TO BE DONE: Your task is to gather the lines below that hold the string "illustration".

SOURCE RECORDS:

#####

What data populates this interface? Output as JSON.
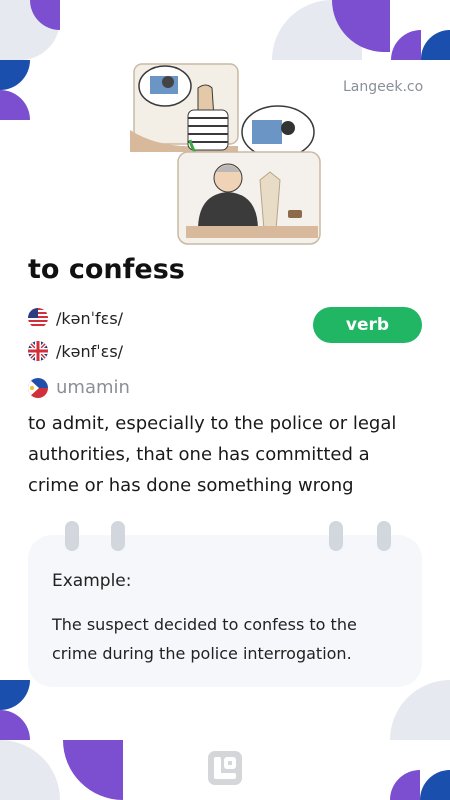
{
  "brand": {
    "site": "Langeek.co"
  },
  "illustration": {
    "icon": "confession-scene-illustration"
  },
  "word": {
    "title": "to confess",
    "part_of_speech": "verb",
    "pronunciations": [
      {
        "accent": "us-flag-icon",
        "ipa": "/kənˈfɛs/"
      },
      {
        "accent": "uk-flag-icon",
        "ipa": "/kənfˈɛs/"
      }
    ],
    "translation": {
      "language": "philippines-flag-icon",
      "text": "umamin"
    },
    "definition": "to admit, especially to the police or legal authorities, that one has committed a crime or has done something wrong"
  },
  "example": {
    "label": "Example:",
    "text": "The suspect decided to confess to the crime during the police interrogation."
  },
  "colors": {
    "accent_purple": "#7b4fcf",
    "accent_blue": "#1a4fad",
    "accent_green": "#21b663",
    "light_gray": "#e6e9ef",
    "card_bg": "#f5f7fb"
  }
}
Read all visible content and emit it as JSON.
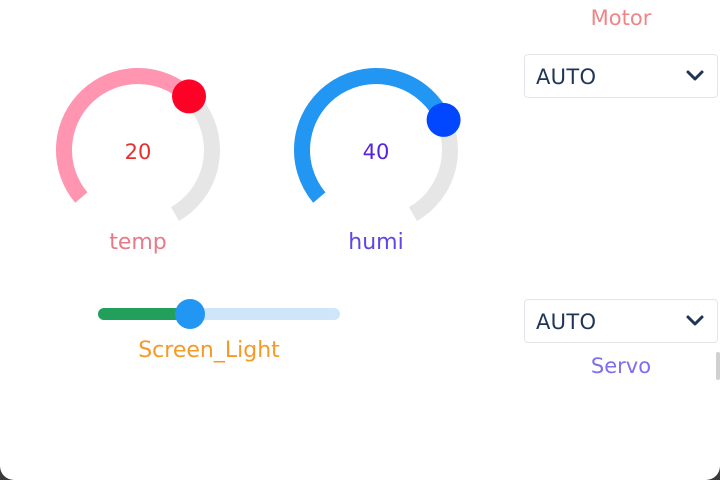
{
  "colors": {
    "temp_track": "#e6e6e6",
    "temp_arc": "#ff95b0",
    "temp_knob": "#ff0026",
    "temp_value": "#e63030",
    "temp_label": "#e87a88",
    "humi_track": "#e6e6e6",
    "humi_arc": "#2196f3",
    "humi_knob": "#0047ff",
    "humi_value": "#5722e0",
    "humi_label": "#5b47e6",
    "motor_label": "#f08585",
    "servo_label": "#7e6ef0",
    "light_label": "#f49a28"
  },
  "gauges": [
    {
      "id": "temp",
      "value": "20",
      "label": "temp",
      "level": 0.62
    },
    {
      "id": "humi",
      "value": "40",
      "label": "humi",
      "level": 0.7
    }
  ],
  "motor": {
    "label": "Motor",
    "selected": "AUTO",
    "icon": "chevron-down-icon"
  },
  "servo": {
    "label": "Servo",
    "selected": "AUTO",
    "icon": "chevron-down-icon"
  },
  "screen_light": {
    "label": "Screen_Light",
    "level": 0.38
  }
}
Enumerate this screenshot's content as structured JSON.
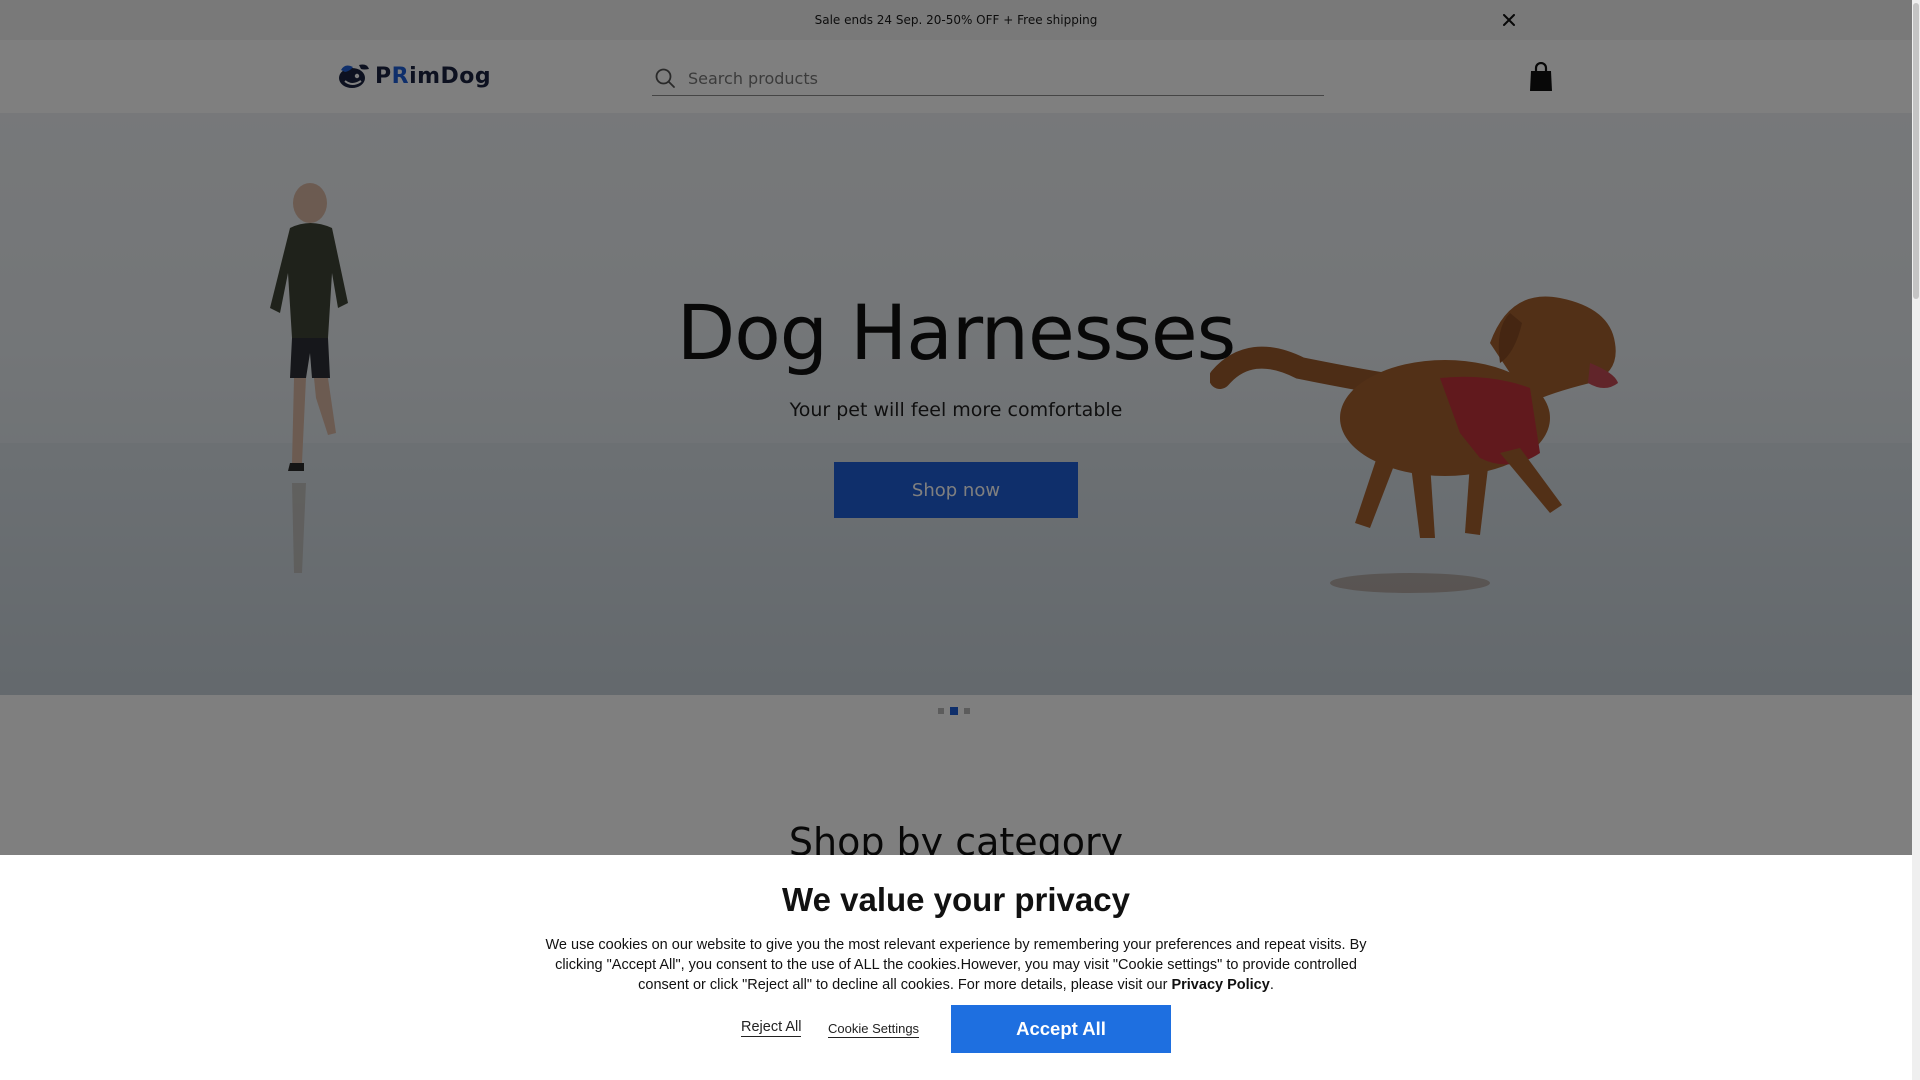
{
  "announcement": {
    "text": "Sale ends 24 Sep. 20-50% OFF + Free shipping",
    "close_icon": "close-icon"
  },
  "header": {
    "logo_prefix": "P",
    "logo_accent": "R",
    "logo_suffix": "imDog",
    "search_placeholder": "Search products",
    "search_value": "",
    "cart_icon": "shopping-bag-icon"
  },
  "hero": {
    "title": "Dog Harnesses",
    "subtitle": "Your pet will feel more comfortable",
    "cta_label": "Shop now",
    "slides_total": 3,
    "active_slide": 2
  },
  "section": {
    "title": "Shop by category"
  },
  "cookie_banner": {
    "title": "We value your privacy",
    "body": "We use cookies on our website to give you the most relevant experience by remembering your preferences and repeat visits. By clicking \"Accept All\", you consent to the use of ALL the cookies.However, you may visit \"Cookie settings\" to provide controlled consent or click \"Reject all\" to decline all cookies. For more details, please visit our ",
    "privacy_link": "Privacy Policy",
    "body_end": ".",
    "reject_label": "Reject All",
    "settings_label": "Cookie Settings",
    "accept_label": "Accept All"
  },
  "colors": {
    "brand_blue": "#1e5fd6",
    "accept_blue": "#1e6fe0",
    "overlay": "rgba(0,0,0,0.5)"
  }
}
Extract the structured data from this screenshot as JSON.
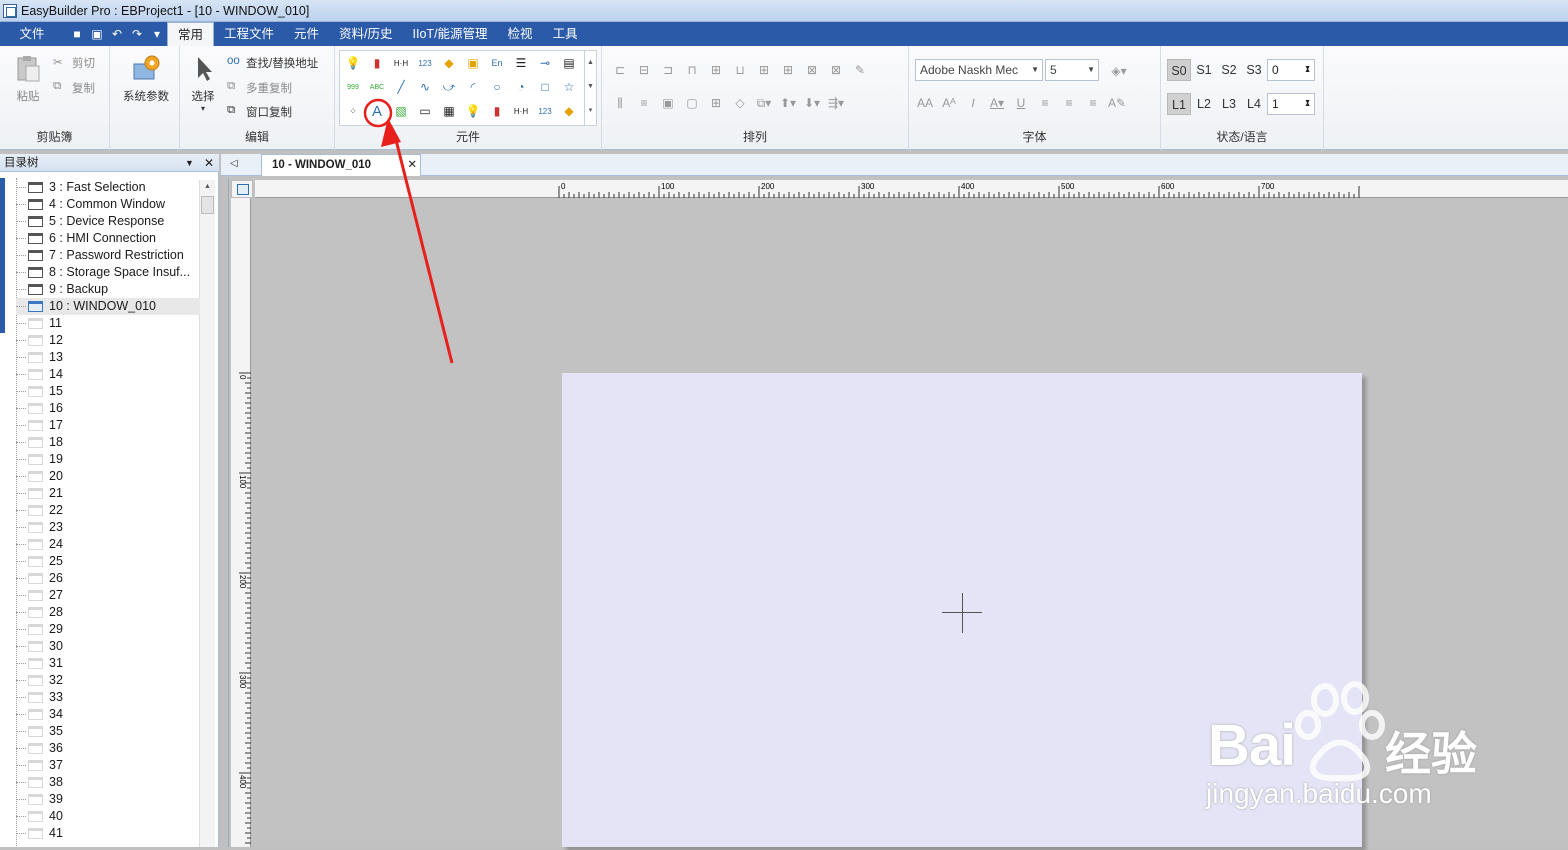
{
  "window": {
    "title": "EasyBuilder Pro : EBProject1 - [10 - WINDOW_010]"
  },
  "menu": {
    "file": "文件",
    "tabs": [
      "常用",
      "工程文件",
      "元件",
      "资料/历史",
      "IIoT/能源管理",
      "检视",
      "工具"
    ]
  },
  "ribbon": {
    "clipboard": {
      "label": "剪贴簿",
      "paste": "粘贴",
      "cut": "剪切",
      "copy": "复制",
      "sysparam": "系统参数"
    },
    "edit": {
      "label": "编辑",
      "select": "选择",
      "find_replace": "查找/替换地址",
      "multi_copy": "多重复制",
      "window_copy": "窗口复制"
    },
    "objects": {
      "label": "元件"
    },
    "arrange": {
      "label": "排列"
    },
    "font": {
      "label": "字体",
      "family": "Adobe Naskh Mec",
      "size": "5"
    },
    "state": {
      "label": "状态/语言",
      "states": [
        "S0",
        "S1",
        "S2",
        "S3"
      ],
      "state_value": "0",
      "langs": [
        "L1",
        "L2",
        "L3",
        "L4"
      ],
      "lang_value": "1"
    }
  },
  "panel": {
    "title": "目录树"
  },
  "tree": [
    {
      "label": "3 : Fast Selection",
      "type": "win"
    },
    {
      "label": "4 : Common Window",
      "type": "win"
    },
    {
      "label": "5 : Device Response",
      "type": "win"
    },
    {
      "label": "6 : HMI Connection",
      "type": "win"
    },
    {
      "label": "7 : Password Restriction",
      "type": "win"
    },
    {
      "label": "8 : Storage Space Insuf...",
      "type": "win"
    },
    {
      "label": "9 : Backup",
      "type": "win"
    },
    {
      "label": "10 : WINDOW_010",
      "type": "blue"
    },
    {
      "label": "11",
      "type": "empty"
    },
    {
      "label": "12",
      "type": "empty"
    },
    {
      "label": "13",
      "type": "empty"
    },
    {
      "label": "14",
      "type": "empty"
    },
    {
      "label": "15",
      "type": "empty"
    },
    {
      "label": "16",
      "type": "empty"
    },
    {
      "label": "17",
      "type": "empty"
    },
    {
      "label": "18",
      "type": "empty"
    },
    {
      "label": "19",
      "type": "empty"
    },
    {
      "label": "20",
      "type": "empty"
    },
    {
      "label": "21",
      "type": "empty"
    },
    {
      "label": "22",
      "type": "empty"
    },
    {
      "label": "23",
      "type": "empty"
    },
    {
      "label": "24",
      "type": "empty"
    },
    {
      "label": "25",
      "type": "empty"
    },
    {
      "label": "26",
      "type": "empty"
    },
    {
      "label": "27",
      "type": "empty"
    },
    {
      "label": "28",
      "type": "empty"
    },
    {
      "label": "29",
      "type": "empty"
    },
    {
      "label": "30",
      "type": "empty"
    },
    {
      "label": "31",
      "type": "empty"
    },
    {
      "label": "32",
      "type": "empty"
    },
    {
      "label": "33",
      "type": "empty"
    },
    {
      "label": "34",
      "type": "empty"
    },
    {
      "label": "35",
      "type": "empty"
    },
    {
      "label": "36",
      "type": "empty"
    },
    {
      "label": "37",
      "type": "empty"
    },
    {
      "label": "38",
      "type": "empty"
    },
    {
      "label": "39",
      "type": "empty"
    },
    {
      "label": "40",
      "type": "empty"
    },
    {
      "label": "41",
      "type": "empty"
    }
  ],
  "doc_tab": {
    "label": "10 - WINDOW_010"
  },
  "ruler": {
    "h_labels": [
      "0",
      "100",
      "200",
      "300",
      "400",
      "500",
      "600",
      "700"
    ],
    "v_labels": [
      "0",
      "100",
      "200",
      "300",
      "400"
    ]
  },
  "watermark": {
    "brand": "Bai",
    "brand_cn": "经验",
    "url": "jingyan.baidu.com"
  },
  "colors": {
    "accent": "#2a5aa8",
    "canvas": "#e4e4f6",
    "annotation": "#e8201c"
  }
}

#####

COMPLETED EXERCISE:
  "illustration": {
    "icon": "confession-scene-illustration"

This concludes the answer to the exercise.